## Source material
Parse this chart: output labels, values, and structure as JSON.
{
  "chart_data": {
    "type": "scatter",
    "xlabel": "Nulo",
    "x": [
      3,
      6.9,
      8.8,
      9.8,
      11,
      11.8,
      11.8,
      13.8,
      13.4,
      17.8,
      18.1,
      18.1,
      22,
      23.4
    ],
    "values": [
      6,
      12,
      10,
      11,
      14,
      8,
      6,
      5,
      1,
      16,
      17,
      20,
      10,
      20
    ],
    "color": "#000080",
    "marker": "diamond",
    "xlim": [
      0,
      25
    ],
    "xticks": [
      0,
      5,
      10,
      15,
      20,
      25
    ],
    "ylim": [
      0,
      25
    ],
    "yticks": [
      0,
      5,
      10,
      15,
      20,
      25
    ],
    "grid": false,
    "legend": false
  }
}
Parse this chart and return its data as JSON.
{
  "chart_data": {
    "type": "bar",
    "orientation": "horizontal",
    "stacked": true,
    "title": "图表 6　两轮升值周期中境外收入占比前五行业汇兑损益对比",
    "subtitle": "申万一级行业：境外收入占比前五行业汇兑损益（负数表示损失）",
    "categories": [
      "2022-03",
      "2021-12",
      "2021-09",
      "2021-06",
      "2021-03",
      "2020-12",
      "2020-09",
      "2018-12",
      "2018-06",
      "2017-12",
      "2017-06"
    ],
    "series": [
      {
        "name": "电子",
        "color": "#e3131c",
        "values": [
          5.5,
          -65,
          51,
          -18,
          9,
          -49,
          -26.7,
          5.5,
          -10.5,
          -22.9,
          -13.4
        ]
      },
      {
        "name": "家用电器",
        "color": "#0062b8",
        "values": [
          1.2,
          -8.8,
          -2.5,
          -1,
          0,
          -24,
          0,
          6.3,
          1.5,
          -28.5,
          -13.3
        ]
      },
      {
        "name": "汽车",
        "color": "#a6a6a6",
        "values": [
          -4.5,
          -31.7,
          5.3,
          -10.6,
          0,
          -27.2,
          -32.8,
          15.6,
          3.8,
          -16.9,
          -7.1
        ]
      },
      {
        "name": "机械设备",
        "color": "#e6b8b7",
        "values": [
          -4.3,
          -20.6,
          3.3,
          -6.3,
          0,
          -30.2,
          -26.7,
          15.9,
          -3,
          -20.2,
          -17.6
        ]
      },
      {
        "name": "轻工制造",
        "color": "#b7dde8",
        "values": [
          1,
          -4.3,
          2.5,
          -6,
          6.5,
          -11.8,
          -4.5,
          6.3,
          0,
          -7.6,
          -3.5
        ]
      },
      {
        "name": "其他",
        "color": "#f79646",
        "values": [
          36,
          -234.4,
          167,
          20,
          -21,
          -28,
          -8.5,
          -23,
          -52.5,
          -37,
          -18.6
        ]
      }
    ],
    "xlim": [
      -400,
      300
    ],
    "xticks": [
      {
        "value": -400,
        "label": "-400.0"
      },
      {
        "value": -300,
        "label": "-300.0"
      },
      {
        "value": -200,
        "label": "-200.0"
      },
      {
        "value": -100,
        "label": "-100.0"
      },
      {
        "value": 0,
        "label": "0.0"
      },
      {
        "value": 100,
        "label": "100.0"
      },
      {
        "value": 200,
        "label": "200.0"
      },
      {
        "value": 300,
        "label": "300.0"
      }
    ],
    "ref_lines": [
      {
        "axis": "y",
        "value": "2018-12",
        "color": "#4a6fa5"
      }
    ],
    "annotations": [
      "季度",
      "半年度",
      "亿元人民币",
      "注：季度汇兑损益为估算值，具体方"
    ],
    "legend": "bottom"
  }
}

## What is being asked
Output the whole listing above again, word for word.

## Task solution
Parse this chart: output labels, values, and structure as JSON.
{
  "chart_data": {
    "type": "scatter",
    "xlabel": "Nulo",
    "x": [
      3,
      6.9,
      8.8,
      9.8,
      11,
      11.8,
      11.8,
      13.8,
      13.4,
      17.8,
      18.1,
      18.1,
      22,
      23.4
    ],
    "values": [
      6,
      12,
      10,
      11,
      14,
      8,
      6,
      5,
      1,
      16,
      17,
      20,
      10,
      20
    ],
    "color": "#000080",
    "marker": "diamond",
    "xlim": [
      0,
      25
    ],
    "xticks": [
      0,
      5,
      10,
      15,
      20,
      25
    ],
    "ylim": [
      0,
      25
    ],
    "yticks": [
      0,
      5,
      10,
      15,
      20,
      25
    ],
    "grid": false,
    "legend": false
  }
}
Parse this chart and return its data as JSON.
{
  "chart_data": {
    "type": "bar",
    "orientation": "horizontal",
    "stacked": true,
    "title": "图表 6　两轮升值周期中境外收入占比前五行业汇兑损益对比",
    "subtitle": "申万一级行业：境外收入占比前五行业汇兑损益（负数表示损失）",
    "categories": [
      "2022-03",
      "2021-12",
      "2021-09",
      "2021-06",
      "2021-03",
      "2020-12",
      "2020-09",
      "2018-12",
      "2018-06",
      "2017-12",
      "2017-06"
    ],
    "series": [
      {
        "name": "电子",
        "color": "#e3131c",
        "values": [
          5.5,
          -65,
          51,
          -18,
          9,
          -49,
          -26.7,
          5.5,
          -10.5,
          -22.9,
          -13.4
        ]
      },
      {
        "name": "家用电器",
        "color": "#0062b8",
        "values": [
          1.2,
          -8.8,
          -2.5,
          -1,
          0,
          -24,
          0,
          6.3,
          1.5,
          -28.5,
          -13.3
        ]
      },
      {
        "name": "汽车",
        "color": "#a6a6a6",
        "values": [
          -4.5,
          -31.7,
          5.3,
          -10.6,
          0,
          -27.2,
          -32.8,
          15.6,
          3.8,
          -16.9,
          -7.1
        ]
      },
      {
        "name": "机械设备",
        "color": "#e6b8b7",
        "values": [
          -4.3,
          -20.6,
          3.3,
          -6.3,
          0,
          -30.2,
          -26.7,
          15.9,
          -3,
          -20.2,
          -17.6
        ]
      },
      {
        "name": "轻工制造",
        "color": "#b7dde8",
        "values": [
          1,
          -4.3,
          2.5,
          -6,
          6.5,
          -11.8,
          -4.5,
          6.3,
          0,
          -7.6,
          -3.5
        ]
      },
      {
        "name": "其他",
        "color": "#f79646",
        "values": [
          36,
          -234.4,
          167,
          20,
          -21,
          -28,
          -8.5,
          -23,
          -52.5,
          -37,
          -18.6
        ]
      }
    ],
    "xlim": [
      -400,
      300
    ],
    "xticks": [
      {
        "value": -400,
        "label": "-400.0"
      },
      {
        "value": -300,
        "label": "-300.0"
      },
      {
        "value": -200,
        "label": "-200.0"
      },
      {
        "value": -100,
        "label": "-100.0"
      },
      {
        "value": 0,
        "label": "0.0"
      },
      {
        "value": 100,
        "label": "100.0"
      },
      {
        "value": 200,
        "label": "200.0"
      },
      {
        "value": 300,
        "label": "300.0"
      }
    ],
    "ref_lines": [
      {
        "axis": "y",
        "value": "2018-12",
        "color": "#4a6fa5"
      }
    ],
    "annotations": [
      "季度",
      "半年度",
      "亿元人民币",
      "注：季度汇兑损益为估算值，具体方"
    ],
    "legend": "bottom"
  }
}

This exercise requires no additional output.